### Exercise task
Go through the entries below and copy each line containing the word "Ambient".

### Dataset records
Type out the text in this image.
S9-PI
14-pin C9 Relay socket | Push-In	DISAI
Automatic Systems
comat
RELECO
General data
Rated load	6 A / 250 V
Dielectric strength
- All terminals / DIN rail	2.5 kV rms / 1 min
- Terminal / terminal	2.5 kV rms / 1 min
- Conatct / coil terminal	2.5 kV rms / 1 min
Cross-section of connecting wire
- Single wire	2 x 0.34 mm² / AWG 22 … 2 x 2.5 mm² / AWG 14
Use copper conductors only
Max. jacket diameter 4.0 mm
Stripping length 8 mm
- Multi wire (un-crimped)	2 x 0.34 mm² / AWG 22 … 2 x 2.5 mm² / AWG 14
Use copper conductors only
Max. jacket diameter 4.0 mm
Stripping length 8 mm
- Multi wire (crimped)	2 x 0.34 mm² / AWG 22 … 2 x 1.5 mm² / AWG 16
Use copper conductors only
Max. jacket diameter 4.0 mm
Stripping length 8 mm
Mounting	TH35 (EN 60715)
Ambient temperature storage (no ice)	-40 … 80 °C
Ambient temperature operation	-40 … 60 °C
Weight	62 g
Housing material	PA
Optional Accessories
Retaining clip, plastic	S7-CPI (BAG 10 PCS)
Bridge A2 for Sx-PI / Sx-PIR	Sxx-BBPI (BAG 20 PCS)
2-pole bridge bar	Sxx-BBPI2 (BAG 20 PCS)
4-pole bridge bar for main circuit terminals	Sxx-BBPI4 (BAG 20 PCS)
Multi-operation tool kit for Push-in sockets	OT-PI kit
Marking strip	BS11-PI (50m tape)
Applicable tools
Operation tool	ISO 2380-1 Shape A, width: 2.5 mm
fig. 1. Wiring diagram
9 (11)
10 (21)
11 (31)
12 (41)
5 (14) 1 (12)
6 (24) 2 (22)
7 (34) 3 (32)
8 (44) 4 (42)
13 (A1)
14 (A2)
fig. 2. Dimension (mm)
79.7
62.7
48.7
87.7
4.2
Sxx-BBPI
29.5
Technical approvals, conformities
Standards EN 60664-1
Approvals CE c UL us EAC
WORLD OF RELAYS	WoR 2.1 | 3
...
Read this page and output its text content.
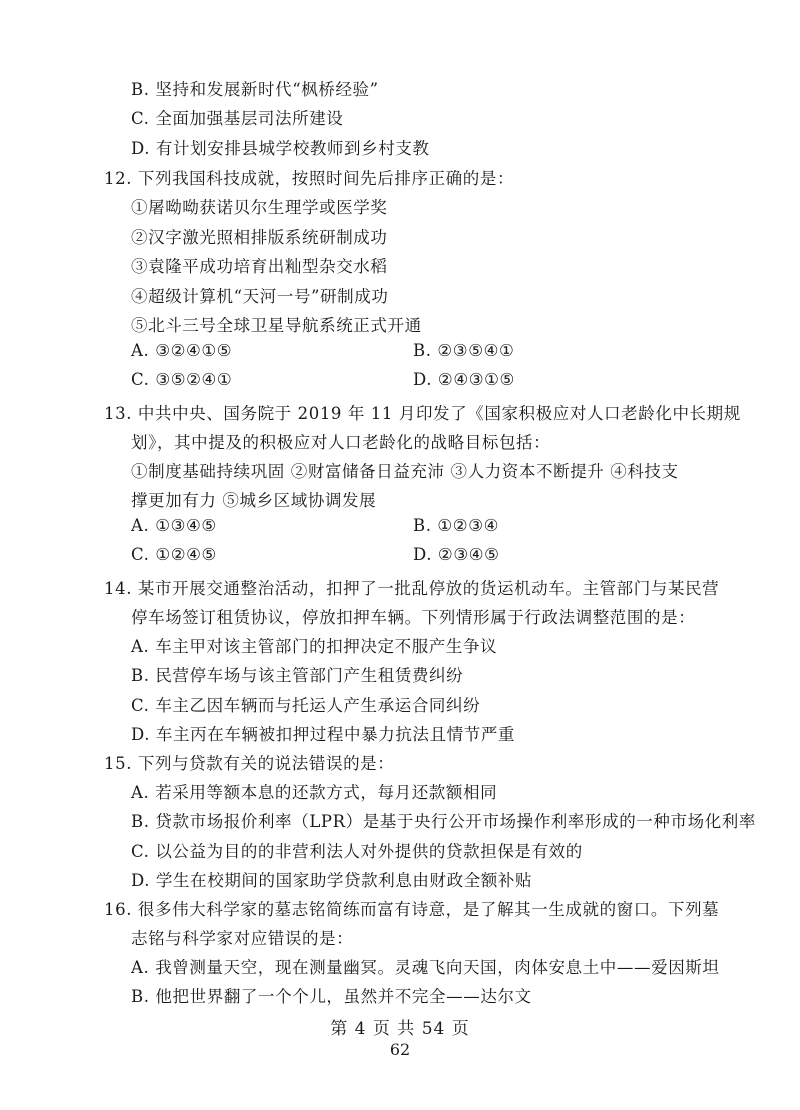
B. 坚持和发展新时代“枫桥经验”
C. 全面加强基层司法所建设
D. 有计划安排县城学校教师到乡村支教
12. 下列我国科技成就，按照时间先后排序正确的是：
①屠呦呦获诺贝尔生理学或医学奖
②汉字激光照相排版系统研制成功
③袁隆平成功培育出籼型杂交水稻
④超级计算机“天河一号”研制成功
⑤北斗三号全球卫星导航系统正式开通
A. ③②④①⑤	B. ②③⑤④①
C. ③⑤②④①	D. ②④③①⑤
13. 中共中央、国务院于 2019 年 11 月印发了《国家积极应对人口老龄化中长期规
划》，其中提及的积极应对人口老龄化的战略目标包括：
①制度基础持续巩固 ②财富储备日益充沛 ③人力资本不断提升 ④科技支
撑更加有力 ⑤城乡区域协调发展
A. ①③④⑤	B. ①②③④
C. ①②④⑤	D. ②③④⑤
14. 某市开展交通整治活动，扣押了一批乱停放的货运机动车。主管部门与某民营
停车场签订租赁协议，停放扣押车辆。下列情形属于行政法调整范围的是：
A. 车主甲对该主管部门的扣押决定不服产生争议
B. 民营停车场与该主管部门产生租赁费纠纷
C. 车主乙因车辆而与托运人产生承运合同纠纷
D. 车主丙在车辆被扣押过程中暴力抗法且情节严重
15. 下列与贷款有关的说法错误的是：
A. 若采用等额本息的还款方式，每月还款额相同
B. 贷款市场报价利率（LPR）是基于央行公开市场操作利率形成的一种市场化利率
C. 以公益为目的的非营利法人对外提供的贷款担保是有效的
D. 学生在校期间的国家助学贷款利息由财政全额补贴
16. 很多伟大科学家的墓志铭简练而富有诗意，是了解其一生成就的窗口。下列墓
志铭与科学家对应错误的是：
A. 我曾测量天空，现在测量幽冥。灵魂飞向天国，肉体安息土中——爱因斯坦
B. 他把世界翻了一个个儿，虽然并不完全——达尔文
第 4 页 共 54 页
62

### The solution
Ambient temperature storage (no ice)	-40 … 80 °C
Ambient temperature operation	-40 … 60 °C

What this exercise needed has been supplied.